WRITTEN TASK
Copy out the data exactly, leaving the pictures behind.

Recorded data
------------------------------------------------------------

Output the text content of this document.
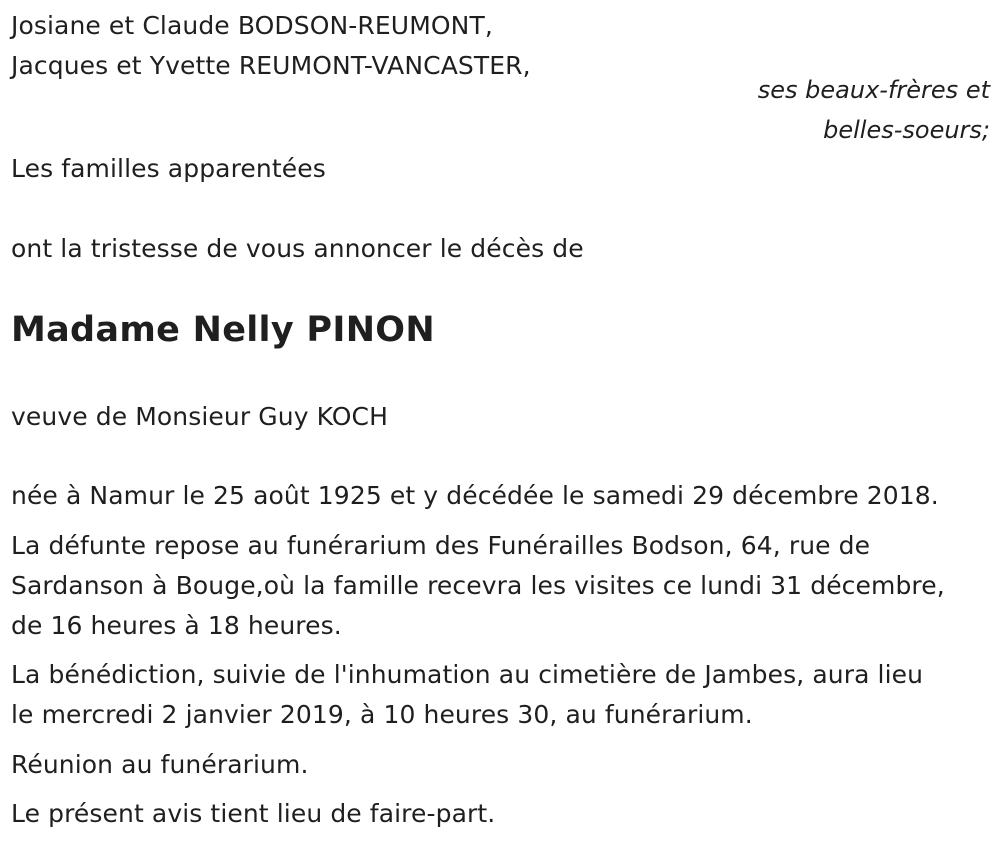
Josiane et Claude BODSON-REUMONT,

Jacques et Yvette REUMONT-VANCASTER,

ses beaux-frères et

belles-soeurs;

Les familles apparentées

ont la tristesse de vous annoncer le décès de

Madame Nelly PINON

veuve de Monsieur Guy KOCH

née à Namur le 25 août 1925 et y décédée le samedi 29 décembre 2018.

La défunte repose au funérarium des Funérailles Bodson, 64, rue de

Sardanson à Bouge,où la famille recevra les visites ce lundi 31 décembre,

de 16 heures à 18 heures.

La bénédiction, suivie de l'inhumation au cimetière de Jambes, aura lieu

le mercredi 2 janvier 2019, à 10 heures 30, au funérarium.

Réunion au funérarium.

Le présent avis tient lieu de faire-part.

------------------------------------------------------------

FINAL RESULT
Output the text content of this document.
Josiane et Claude BODSON-REUMONT,

Jacques et Yvette REUMONT-VANCASTER,

ses beaux-frères et

belles-soeurs;

Les familles apparentées

ont la tristesse de vous annoncer le décès de

Madame Nelly PINON

veuve de Monsieur Guy KOCH

née à Namur le 25 août 1925 et y décédée le samedi 29 décembre 2018.

La défunte repose au funérarium des Funérailles Bodson, 64, rue de

Sardanson à Bouge,où la famille recevra les visites ce lundi 31 décembre,

de 16 heures à 18 heures.

La bénédiction, suivie de l'inhumation au cimetière de Jambes, aura lieu

le mercredi 2 janvier 2019, à 10 heures 30, au funérarium.

Réunion au funérarium.

Le présent avis tient lieu de faire-part.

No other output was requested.